## WHAT THE TASK REQUIRES
Search the data for the word "status". Reproduce every line where it is found.

## INPUT

--*--

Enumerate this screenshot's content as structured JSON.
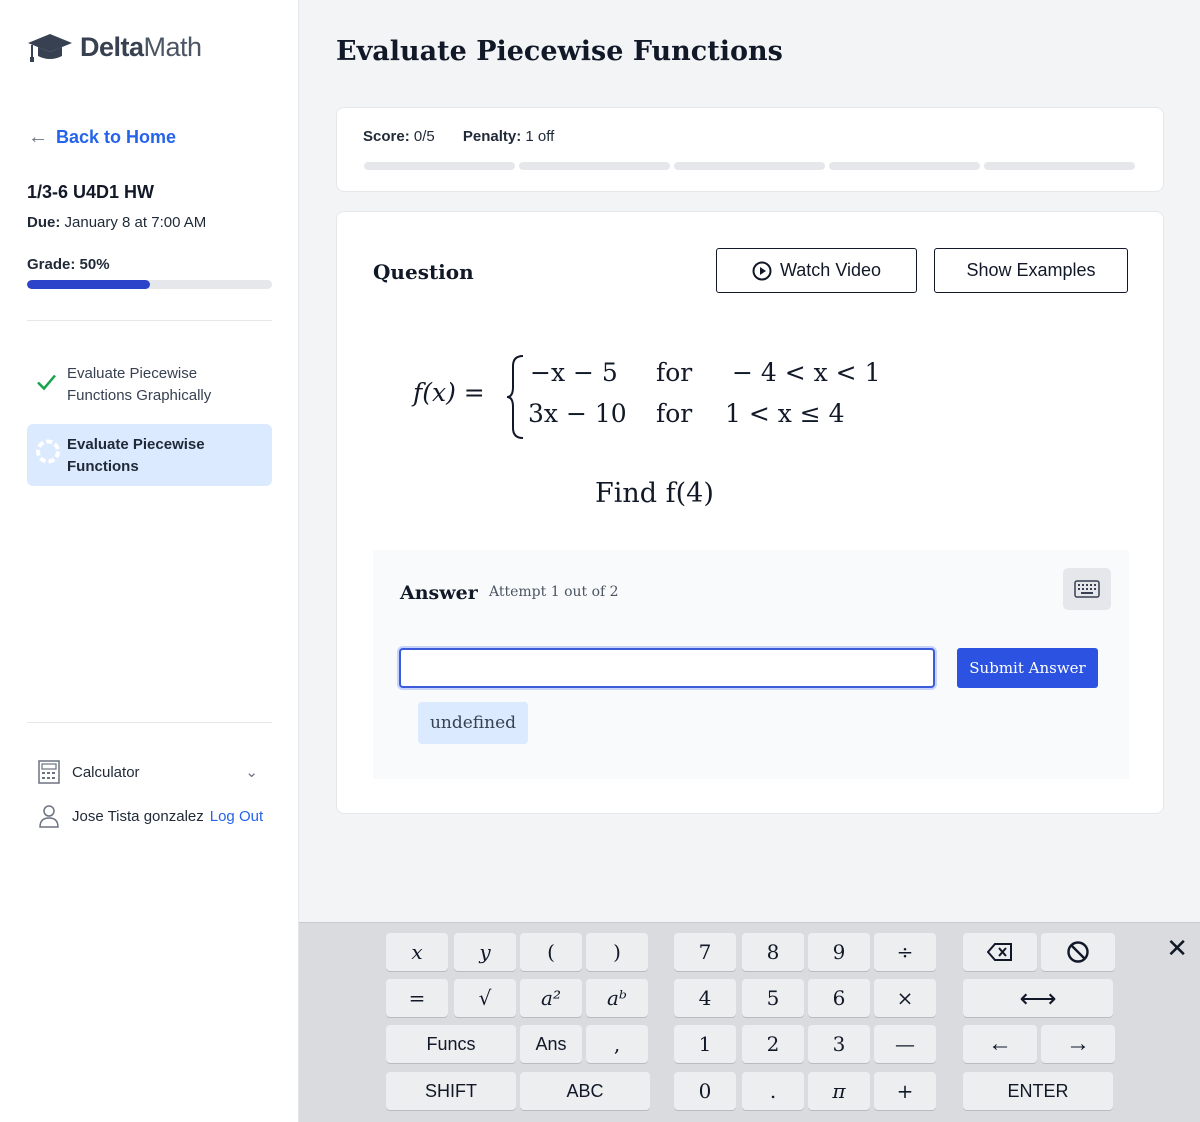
{
  "sidebar": {
    "logo": {
      "bold": "Delta",
      "rest": "Math"
    },
    "back_label": "Back to Home",
    "assignment_title": "1/3-6 U4D1 HW",
    "due_label": "Due:",
    "due_value": "January 8 at 7:00 AM",
    "grade_label": "Grade:",
    "grade_value": "50%",
    "grade_fraction": 0.5,
    "tasks": [
      {
        "line1": "Evaluate Piecewise",
        "line2": "Functions Graphically",
        "status": "complete"
      },
      {
        "line1": "Evaluate Piecewise",
        "line2": "Functions",
        "status": "in-progress"
      }
    ],
    "calculator_label": "Calculator",
    "user_name": "Jose Tista gonzalez",
    "logout_label": "Log Out"
  },
  "main": {
    "title": "Evaluate Piecewise Functions",
    "score_label": "Score:",
    "score_value": "0/5",
    "penalty_label": "Penalty:",
    "penalty_value": "1 off",
    "question_label": "Question",
    "watch_video_label": "Watch Video",
    "show_examples_label": "Show Examples",
    "function_name": "f(x) =",
    "cases": [
      {
        "expr": "−x − 5",
        "cond_word": "for",
        "cond": "− 4 < x < 1"
      },
      {
        "expr": "3x − 10",
        "cond_word": "for",
        "cond": "1 < x ≤ 4"
      }
    ],
    "prompt": "Find f(4)",
    "answer_label": "Answer",
    "attempt_text": "Attempt 1 out of 2",
    "answer_value": "",
    "submit_label": "Submit Answer",
    "suggestion_chip": "undefined"
  },
  "keyboard": {
    "row1": [
      "x",
      "y",
      "(",
      ")",
      "7",
      "8",
      "9",
      "÷"
    ],
    "row2": [
      "=",
      "√",
      "a²",
      "aᵇ",
      "4",
      "5",
      "6",
      "×"
    ],
    "row3": [
      "Funcs",
      "Ans",
      ",",
      "1",
      "2",
      "3",
      "—"
    ],
    "row4": [
      "SHIFT",
      "ABC",
      "0",
      ".",
      "π",
      "+"
    ],
    "enter_label": "ENTER",
    "close_symbol": "✕",
    "icons": [
      "backspace-icon",
      "clear-icon",
      "arrows-horizontal-icon",
      "arrow-left-icon",
      "arrow-right-icon"
    ]
  },
  "colors": {
    "accent": "#2b52e0",
    "link": "#2563eb",
    "active_bg": "#dbeafe",
    "check": "#16a34a"
  }
}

--*--

## RESPONSE TO THE EXERCISE
        "status": "complete"
        "status": "in-progress"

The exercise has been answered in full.